- _Required task_: Check each line of the records for "المملكة"; collect those that have it.

- _Items from a dataset_:
==========
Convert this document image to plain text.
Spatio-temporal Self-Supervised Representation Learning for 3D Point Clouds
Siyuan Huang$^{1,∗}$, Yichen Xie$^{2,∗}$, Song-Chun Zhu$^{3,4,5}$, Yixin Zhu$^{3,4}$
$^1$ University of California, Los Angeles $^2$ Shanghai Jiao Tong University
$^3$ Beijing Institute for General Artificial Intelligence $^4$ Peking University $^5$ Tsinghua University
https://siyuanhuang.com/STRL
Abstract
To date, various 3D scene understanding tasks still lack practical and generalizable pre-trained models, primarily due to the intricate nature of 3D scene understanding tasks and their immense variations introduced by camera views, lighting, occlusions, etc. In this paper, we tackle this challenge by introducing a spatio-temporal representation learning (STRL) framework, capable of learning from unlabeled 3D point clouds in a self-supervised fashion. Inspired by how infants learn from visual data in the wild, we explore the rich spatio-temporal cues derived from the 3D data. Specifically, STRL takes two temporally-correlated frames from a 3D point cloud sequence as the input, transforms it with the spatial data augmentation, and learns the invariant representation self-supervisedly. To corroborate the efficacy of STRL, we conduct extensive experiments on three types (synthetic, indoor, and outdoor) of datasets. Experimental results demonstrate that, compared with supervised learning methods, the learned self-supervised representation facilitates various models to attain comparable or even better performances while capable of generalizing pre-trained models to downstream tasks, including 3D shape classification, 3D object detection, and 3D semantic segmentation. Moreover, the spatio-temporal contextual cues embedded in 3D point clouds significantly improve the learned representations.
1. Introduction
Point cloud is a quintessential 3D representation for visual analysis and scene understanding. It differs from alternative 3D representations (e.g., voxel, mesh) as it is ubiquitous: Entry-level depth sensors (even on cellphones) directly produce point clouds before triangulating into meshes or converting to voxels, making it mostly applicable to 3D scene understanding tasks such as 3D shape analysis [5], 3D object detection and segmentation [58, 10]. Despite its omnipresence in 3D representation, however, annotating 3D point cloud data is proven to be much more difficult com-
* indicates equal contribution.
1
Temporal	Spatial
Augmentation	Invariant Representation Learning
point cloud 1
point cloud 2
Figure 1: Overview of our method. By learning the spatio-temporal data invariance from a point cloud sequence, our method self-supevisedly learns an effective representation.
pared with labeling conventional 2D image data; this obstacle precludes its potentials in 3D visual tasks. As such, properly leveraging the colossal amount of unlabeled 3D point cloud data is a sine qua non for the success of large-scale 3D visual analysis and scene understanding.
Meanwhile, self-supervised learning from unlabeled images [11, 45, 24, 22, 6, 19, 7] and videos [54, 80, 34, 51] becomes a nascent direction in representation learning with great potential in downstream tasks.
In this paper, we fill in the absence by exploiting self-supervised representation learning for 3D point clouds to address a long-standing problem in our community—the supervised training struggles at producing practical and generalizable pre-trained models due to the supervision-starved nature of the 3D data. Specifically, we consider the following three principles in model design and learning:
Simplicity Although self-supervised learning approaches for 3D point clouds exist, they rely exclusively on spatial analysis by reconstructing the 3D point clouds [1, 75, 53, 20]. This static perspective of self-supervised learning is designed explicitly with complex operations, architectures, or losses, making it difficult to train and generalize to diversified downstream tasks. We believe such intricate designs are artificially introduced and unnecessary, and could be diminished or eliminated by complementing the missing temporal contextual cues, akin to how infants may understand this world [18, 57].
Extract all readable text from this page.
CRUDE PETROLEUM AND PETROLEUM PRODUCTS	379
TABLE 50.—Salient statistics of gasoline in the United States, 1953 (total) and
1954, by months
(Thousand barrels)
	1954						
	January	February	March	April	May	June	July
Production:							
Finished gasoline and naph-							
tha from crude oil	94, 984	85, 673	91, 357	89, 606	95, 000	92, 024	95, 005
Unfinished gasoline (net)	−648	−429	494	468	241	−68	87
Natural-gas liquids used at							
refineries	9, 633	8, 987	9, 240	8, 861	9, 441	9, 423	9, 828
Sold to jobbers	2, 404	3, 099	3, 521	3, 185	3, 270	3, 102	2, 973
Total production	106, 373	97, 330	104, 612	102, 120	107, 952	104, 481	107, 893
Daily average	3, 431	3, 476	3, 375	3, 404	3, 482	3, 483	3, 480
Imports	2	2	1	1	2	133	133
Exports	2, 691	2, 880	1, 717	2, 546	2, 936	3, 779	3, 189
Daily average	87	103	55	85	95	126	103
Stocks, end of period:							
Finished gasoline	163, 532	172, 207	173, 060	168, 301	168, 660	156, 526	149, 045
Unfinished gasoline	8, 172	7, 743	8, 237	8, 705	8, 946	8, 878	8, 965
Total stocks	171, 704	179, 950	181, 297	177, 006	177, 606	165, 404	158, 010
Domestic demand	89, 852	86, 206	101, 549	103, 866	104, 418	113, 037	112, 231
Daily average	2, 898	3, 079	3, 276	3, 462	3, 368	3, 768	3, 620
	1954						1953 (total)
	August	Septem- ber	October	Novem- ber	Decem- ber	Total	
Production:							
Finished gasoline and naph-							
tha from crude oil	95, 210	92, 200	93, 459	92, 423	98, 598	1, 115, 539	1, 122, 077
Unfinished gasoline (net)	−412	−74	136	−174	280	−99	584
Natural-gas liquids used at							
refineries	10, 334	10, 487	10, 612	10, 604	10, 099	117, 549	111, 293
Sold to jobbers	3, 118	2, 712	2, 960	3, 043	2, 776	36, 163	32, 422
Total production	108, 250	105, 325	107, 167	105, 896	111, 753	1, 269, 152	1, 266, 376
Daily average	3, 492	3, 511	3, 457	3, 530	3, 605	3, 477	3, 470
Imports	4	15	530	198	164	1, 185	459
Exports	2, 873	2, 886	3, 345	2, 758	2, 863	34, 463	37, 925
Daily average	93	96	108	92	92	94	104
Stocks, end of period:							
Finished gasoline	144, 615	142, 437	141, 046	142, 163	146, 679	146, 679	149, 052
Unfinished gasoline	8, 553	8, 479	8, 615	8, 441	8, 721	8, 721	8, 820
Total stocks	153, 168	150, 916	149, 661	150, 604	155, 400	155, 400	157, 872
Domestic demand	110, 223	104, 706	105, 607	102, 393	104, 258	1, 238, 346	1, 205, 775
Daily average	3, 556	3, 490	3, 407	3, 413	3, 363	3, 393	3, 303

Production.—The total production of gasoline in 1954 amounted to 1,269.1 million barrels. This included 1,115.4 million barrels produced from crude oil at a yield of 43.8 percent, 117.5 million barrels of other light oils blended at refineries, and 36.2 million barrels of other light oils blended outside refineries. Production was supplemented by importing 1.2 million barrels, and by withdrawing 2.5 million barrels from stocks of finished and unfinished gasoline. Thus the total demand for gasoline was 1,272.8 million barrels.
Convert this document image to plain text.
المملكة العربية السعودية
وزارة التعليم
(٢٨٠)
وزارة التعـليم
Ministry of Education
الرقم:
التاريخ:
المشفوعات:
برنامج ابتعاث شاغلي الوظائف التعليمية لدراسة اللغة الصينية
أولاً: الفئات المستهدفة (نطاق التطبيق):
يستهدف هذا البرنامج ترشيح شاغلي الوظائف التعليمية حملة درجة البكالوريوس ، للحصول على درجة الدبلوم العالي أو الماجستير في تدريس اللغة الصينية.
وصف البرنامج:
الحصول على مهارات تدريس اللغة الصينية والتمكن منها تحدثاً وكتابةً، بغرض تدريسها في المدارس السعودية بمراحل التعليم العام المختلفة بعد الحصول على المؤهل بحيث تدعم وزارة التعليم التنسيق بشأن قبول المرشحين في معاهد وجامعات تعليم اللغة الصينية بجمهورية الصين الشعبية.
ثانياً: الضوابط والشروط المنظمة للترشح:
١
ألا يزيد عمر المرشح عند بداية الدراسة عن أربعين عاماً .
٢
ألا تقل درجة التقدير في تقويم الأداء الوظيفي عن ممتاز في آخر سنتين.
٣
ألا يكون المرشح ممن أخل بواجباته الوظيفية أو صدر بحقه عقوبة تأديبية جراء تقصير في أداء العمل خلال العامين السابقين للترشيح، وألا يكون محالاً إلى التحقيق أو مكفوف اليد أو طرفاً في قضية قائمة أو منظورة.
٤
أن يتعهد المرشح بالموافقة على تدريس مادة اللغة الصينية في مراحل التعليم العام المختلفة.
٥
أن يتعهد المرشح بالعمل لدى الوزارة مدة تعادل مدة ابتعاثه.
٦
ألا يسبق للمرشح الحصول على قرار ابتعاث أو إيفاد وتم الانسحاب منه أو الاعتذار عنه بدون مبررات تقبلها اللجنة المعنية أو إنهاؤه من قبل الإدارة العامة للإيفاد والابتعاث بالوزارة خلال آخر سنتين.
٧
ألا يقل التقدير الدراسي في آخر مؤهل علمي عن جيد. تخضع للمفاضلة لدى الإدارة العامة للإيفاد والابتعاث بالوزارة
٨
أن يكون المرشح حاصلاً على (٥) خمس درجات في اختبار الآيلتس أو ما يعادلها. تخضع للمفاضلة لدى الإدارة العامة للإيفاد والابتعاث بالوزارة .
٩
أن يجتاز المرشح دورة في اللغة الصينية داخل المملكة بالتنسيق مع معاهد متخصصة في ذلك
==========
- _Result for this task_:
المملكة العربية السعودية
أن يجتاز المرشح دورة في اللغة الصينية داخل المملكة بالتنسيق مع معاهد متخصصة في ذلك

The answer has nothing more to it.